━━━━━ Information given ━━━━━

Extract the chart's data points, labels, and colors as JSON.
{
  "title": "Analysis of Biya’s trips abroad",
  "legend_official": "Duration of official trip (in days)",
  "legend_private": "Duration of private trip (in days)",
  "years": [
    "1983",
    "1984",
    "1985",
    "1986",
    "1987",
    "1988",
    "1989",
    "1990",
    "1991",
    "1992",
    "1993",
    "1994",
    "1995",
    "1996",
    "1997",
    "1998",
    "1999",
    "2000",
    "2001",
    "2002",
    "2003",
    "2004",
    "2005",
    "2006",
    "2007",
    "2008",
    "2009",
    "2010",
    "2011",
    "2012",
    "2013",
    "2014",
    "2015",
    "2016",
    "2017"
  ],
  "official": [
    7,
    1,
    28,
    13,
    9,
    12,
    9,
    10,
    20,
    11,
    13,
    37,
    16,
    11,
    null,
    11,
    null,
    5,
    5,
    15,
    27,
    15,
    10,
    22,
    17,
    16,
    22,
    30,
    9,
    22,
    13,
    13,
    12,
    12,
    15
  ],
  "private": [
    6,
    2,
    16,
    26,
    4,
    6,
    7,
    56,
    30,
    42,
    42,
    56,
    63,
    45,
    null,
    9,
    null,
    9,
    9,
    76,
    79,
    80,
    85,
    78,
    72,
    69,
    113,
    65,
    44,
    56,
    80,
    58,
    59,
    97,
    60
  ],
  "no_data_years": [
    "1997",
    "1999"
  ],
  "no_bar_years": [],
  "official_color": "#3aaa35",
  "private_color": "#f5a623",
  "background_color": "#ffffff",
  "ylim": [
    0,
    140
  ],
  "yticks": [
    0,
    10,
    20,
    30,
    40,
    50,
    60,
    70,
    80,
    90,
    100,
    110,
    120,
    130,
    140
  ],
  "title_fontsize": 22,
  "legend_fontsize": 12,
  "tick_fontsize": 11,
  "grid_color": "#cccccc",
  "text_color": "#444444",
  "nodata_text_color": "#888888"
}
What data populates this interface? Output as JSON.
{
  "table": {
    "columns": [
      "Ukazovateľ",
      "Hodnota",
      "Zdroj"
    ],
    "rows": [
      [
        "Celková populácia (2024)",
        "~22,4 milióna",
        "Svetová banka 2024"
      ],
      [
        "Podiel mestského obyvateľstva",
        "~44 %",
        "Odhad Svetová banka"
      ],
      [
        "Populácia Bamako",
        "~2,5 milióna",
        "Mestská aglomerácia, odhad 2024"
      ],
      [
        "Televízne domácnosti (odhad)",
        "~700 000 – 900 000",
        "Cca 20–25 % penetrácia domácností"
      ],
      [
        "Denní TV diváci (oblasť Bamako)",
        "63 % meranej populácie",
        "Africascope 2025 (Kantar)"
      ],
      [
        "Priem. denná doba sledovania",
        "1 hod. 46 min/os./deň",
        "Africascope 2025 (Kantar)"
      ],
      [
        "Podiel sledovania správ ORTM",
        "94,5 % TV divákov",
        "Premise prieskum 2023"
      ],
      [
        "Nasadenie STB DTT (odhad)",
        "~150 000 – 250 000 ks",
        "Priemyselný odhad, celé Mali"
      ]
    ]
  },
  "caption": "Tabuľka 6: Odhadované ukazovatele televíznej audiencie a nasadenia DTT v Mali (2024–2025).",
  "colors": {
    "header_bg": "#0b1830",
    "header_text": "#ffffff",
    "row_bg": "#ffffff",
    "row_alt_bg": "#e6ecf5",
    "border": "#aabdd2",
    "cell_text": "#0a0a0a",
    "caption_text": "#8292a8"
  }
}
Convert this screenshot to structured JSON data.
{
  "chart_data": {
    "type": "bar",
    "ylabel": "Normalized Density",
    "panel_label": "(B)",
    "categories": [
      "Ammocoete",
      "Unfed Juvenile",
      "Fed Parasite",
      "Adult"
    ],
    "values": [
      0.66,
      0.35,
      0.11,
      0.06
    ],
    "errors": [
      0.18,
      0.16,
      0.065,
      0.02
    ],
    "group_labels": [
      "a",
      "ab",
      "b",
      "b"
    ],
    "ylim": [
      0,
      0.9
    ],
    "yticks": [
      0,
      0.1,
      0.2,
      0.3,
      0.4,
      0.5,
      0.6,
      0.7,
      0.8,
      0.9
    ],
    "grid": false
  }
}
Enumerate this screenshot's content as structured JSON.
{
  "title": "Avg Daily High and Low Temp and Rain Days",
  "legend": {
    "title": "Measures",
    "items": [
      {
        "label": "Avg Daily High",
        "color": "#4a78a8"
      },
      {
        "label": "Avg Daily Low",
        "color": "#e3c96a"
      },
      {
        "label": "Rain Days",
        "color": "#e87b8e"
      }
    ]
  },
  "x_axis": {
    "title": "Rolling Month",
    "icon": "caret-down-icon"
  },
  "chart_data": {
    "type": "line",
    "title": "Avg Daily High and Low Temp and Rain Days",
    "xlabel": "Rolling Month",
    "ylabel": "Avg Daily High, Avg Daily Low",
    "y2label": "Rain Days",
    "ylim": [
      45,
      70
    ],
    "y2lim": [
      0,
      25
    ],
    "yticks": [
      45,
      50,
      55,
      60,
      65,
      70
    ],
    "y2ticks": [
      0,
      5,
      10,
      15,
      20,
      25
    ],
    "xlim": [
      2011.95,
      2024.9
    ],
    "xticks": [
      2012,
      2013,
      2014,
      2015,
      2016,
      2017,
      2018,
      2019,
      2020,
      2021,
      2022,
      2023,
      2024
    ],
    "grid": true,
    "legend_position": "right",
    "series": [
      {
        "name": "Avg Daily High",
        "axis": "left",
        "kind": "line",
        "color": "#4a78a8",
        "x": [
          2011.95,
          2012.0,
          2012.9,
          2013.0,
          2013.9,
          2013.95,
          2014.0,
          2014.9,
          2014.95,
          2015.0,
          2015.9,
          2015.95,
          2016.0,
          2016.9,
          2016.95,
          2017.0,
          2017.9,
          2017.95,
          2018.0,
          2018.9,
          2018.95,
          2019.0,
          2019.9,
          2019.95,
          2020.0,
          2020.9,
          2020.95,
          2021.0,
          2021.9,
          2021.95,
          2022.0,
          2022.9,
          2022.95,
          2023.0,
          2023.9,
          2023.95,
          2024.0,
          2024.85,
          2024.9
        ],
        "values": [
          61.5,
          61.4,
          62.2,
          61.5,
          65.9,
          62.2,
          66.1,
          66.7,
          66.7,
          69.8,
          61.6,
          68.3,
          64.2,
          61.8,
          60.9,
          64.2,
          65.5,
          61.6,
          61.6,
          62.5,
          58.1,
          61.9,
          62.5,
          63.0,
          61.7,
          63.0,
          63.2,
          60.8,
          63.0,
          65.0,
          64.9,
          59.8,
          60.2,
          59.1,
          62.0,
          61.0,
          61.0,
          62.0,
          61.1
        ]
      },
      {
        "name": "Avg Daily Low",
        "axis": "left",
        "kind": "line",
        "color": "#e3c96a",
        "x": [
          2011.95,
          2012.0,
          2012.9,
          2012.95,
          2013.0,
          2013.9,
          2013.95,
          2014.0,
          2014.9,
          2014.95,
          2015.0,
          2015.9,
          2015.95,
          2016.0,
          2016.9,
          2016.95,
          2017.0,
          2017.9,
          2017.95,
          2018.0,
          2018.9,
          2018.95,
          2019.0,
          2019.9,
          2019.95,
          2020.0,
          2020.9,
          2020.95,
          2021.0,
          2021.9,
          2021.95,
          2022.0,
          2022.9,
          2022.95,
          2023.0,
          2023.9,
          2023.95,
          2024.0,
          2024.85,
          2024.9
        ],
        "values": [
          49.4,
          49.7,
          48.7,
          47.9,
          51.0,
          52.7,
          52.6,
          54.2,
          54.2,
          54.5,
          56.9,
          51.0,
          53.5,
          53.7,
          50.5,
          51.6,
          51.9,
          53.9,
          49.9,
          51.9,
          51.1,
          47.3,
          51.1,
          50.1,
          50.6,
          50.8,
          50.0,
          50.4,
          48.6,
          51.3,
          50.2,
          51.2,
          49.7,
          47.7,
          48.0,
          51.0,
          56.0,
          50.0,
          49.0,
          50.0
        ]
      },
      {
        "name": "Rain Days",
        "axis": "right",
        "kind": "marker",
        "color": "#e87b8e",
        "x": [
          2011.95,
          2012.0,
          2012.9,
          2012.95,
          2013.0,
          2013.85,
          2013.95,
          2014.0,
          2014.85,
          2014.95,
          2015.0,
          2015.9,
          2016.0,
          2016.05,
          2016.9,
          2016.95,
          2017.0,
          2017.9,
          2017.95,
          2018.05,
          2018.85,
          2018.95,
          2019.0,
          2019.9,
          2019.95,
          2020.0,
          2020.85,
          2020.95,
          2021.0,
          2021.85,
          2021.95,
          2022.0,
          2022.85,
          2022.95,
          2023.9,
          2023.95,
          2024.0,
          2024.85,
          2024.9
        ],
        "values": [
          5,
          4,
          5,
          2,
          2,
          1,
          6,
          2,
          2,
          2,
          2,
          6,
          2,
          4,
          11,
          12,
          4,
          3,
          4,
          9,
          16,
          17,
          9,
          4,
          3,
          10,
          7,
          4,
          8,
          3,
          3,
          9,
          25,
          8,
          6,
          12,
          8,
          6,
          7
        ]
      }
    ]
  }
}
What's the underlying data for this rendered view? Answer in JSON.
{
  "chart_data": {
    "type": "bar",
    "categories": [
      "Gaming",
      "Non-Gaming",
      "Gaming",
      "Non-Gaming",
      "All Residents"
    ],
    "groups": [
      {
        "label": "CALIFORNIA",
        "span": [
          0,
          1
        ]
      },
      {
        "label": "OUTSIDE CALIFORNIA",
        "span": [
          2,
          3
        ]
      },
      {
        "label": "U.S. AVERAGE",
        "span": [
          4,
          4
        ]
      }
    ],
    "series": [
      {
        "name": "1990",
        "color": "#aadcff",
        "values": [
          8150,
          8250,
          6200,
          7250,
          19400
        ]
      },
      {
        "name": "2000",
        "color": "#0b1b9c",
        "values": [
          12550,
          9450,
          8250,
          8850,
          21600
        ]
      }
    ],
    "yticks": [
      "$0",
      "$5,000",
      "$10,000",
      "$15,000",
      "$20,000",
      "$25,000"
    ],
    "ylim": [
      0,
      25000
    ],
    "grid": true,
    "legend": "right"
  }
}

━━━━━

Exercise details — Find the string "screenshot" in the entries above and return each line that holds it.

Answer to the task —
Convert this screenshot to structured JSON data.
Enumerate this screenshot's content as structured JSON.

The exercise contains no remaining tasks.